PASSAGE SHOWN below:
The search is underway again for the book that provides the most compelling and enjoyable insight into business issues. The Financial Times and McKinsey & Company have today announced the longlist for the Business Book of the Year Award 2021.

The award, now in its 17th year, is worth £30,000 to the winner, with five further shortlisted authors receiving £10,000 each.

The Longlist:

Unraveled: The Life and Death of a Garment by Maxine Bédat (Portfolio/Penguin Random House) 

The World for Sale: Money, Power and the Traders Who Barter the Earth's Resources by Javier Blas & Jack Farchy (Random House Business UK, Oxford University Press US)

Innovation in Real Places: Strategies for Prosperity in an Unforgiving World by Dan Breznitz (Oxford University Press UK and US)

The Cult of We: WeWork and the Great Start-Up Delusion by Eliot Brown and Maureen Farrell (Mudlark/HarperCollins UK, Crown US)

The Key Man: How the Global Elite Was Duped by a Capitalist Fairy Tale by Simon Clark and Will Louch (Penguin Business UK, Harper Business US)

Noise: A Flaw in Human Judgement by Daniel Kahneman, Olivier Sibony, Cass R Sunstein (William Collins UK, Little, Brown Spark US)

The Conversation: How Talking Honestly About Racism Can Transform Individuals and Organizations by Robert Livingston (Penguin Business UK, Currency/Crown US)

The New Climate War: The Fight To Take Back Our Planet by Michael E Mann (Scribe UK, PublicAffairs US)

Remote Work Revolution: Succeeding from Anywhere by Tsedal Neeley (Harper Business)

This Is How They Tell Me the World Ends: The Cyberweapons Arms Race by Nicole Perlroth (Bloomsbury)
End of PASSAGE SHOWN.
PROVIDED MATERIAL below:
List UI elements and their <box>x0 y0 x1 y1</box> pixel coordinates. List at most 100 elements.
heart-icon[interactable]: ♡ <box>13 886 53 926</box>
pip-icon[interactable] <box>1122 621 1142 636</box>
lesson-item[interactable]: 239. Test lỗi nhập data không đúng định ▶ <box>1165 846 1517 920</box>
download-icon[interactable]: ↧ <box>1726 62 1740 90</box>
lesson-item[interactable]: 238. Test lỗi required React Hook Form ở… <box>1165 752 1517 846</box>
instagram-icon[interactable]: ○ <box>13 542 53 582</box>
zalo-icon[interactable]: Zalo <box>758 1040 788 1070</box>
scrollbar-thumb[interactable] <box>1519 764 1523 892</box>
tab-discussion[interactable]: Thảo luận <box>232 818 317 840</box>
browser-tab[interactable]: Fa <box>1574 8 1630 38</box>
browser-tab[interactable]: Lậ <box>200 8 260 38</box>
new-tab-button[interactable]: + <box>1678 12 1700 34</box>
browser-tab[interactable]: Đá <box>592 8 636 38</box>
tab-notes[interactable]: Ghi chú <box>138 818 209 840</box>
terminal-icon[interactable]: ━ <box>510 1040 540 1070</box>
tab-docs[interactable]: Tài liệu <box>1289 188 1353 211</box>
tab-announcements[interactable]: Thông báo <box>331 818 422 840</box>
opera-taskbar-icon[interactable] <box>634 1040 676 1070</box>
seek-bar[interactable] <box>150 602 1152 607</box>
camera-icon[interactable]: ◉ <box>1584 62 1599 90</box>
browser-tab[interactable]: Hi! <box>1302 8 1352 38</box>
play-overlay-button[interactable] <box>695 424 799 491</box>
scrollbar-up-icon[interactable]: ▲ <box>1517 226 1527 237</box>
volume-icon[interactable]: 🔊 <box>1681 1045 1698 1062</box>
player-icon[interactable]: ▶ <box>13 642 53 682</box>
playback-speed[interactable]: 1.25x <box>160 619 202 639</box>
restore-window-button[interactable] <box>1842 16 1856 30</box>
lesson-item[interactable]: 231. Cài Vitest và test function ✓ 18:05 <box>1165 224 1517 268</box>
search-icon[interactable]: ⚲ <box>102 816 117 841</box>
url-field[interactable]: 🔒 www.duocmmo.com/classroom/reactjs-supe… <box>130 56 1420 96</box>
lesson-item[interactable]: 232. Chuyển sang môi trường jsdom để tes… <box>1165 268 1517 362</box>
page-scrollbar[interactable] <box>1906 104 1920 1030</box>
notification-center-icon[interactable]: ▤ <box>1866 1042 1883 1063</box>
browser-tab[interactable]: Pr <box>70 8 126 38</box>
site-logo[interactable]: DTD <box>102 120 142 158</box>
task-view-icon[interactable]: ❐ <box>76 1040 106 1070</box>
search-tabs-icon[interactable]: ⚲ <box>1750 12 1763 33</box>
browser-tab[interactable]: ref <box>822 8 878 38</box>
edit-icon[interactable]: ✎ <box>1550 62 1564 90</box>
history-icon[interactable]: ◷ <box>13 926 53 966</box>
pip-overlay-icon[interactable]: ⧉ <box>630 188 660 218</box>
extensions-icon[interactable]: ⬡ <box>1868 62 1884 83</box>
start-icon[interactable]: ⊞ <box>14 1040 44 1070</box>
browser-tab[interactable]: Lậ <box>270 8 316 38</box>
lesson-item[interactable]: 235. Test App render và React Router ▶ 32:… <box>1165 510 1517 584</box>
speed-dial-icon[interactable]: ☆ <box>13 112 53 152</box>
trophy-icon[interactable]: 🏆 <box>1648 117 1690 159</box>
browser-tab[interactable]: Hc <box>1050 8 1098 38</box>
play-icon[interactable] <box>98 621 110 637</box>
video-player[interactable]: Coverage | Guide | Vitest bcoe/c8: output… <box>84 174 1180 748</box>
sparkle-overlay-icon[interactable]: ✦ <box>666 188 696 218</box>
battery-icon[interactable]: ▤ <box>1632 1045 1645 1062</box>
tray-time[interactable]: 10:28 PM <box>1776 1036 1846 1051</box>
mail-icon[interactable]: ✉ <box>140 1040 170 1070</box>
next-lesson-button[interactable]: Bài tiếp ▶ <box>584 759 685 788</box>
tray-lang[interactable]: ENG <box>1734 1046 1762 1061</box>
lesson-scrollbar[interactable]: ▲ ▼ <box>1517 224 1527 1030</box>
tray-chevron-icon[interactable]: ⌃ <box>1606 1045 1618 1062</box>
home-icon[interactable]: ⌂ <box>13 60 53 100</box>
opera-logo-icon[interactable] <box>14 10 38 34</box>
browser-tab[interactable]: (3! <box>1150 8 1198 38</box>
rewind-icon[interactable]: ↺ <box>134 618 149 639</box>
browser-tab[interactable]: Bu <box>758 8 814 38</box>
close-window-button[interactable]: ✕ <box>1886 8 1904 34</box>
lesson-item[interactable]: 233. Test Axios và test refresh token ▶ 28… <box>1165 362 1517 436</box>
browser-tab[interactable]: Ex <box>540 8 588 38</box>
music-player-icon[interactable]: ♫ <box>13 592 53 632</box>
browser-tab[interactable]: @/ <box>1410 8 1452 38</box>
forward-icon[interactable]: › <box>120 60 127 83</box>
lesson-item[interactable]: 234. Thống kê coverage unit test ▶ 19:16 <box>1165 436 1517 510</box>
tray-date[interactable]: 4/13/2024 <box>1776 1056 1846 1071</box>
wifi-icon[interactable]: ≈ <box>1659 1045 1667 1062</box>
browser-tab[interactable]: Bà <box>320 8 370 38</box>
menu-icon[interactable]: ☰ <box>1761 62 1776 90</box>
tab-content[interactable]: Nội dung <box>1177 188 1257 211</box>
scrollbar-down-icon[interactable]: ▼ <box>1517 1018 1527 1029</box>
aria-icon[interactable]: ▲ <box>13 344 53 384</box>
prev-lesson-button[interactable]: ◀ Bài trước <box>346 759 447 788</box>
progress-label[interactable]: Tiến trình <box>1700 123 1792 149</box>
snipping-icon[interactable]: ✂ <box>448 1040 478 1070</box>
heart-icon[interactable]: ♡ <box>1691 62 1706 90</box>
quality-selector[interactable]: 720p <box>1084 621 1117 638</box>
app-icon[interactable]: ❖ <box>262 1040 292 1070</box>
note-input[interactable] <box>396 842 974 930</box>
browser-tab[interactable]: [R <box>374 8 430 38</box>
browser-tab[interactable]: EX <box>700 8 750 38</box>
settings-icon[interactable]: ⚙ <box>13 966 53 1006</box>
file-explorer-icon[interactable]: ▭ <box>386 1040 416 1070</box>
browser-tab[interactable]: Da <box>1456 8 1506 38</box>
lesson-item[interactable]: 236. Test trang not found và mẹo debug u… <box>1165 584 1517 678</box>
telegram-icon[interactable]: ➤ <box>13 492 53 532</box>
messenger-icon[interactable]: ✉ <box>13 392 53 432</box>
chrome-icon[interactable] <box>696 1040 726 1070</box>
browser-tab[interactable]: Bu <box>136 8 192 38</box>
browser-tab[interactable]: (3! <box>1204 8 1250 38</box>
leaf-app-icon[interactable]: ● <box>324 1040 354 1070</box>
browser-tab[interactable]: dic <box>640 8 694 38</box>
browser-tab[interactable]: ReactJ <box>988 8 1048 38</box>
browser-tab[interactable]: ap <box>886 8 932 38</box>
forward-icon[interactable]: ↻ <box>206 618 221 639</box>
End of PROVIDED MATERIAL.
Continue the Business Book of the Year 2021 longlist announcement, picking up right after its last listed book.

Net Positive: How Courageous Companies Thrive by Giving More Than They Take by Paul Polman and Andrew Winston (Harvard Business Review Press)

Empire of Pain: The Secret History of the Sackler Dynasty by Patrick Radden Keefe (Picador UK), Doubleday US)

What We Owe Each Other: A New Social Contract by Minouche Shafik (Bodley Head UK), Princeton US)

The Aristocracy of Talent: How Meritocracy Made the Modern World by Adrian Wooldridge (Allen Lane UK, Skyhorse US)

A Shot To Save the World: The Inside Story of the Life-or-Death Race for a Covid-19 Vaccine by Gregory Zuckerman (Portfolio)

The shortlist will be announced on 23 September, and the winner will be announced on 1 December.


Last year’s winner was Sarah Frier for No Filter, about the rise of Instagram. Other recent winners include Caroline Criado Perez in 2019, for her exposé of gender bias, Invisible Women, John Carreyrou in 2018 for Bad Blood, about the Theranos scandal, and Amy Goldstein in 2017 for Janesville, about the impact of plant closures on a Wisconsin town.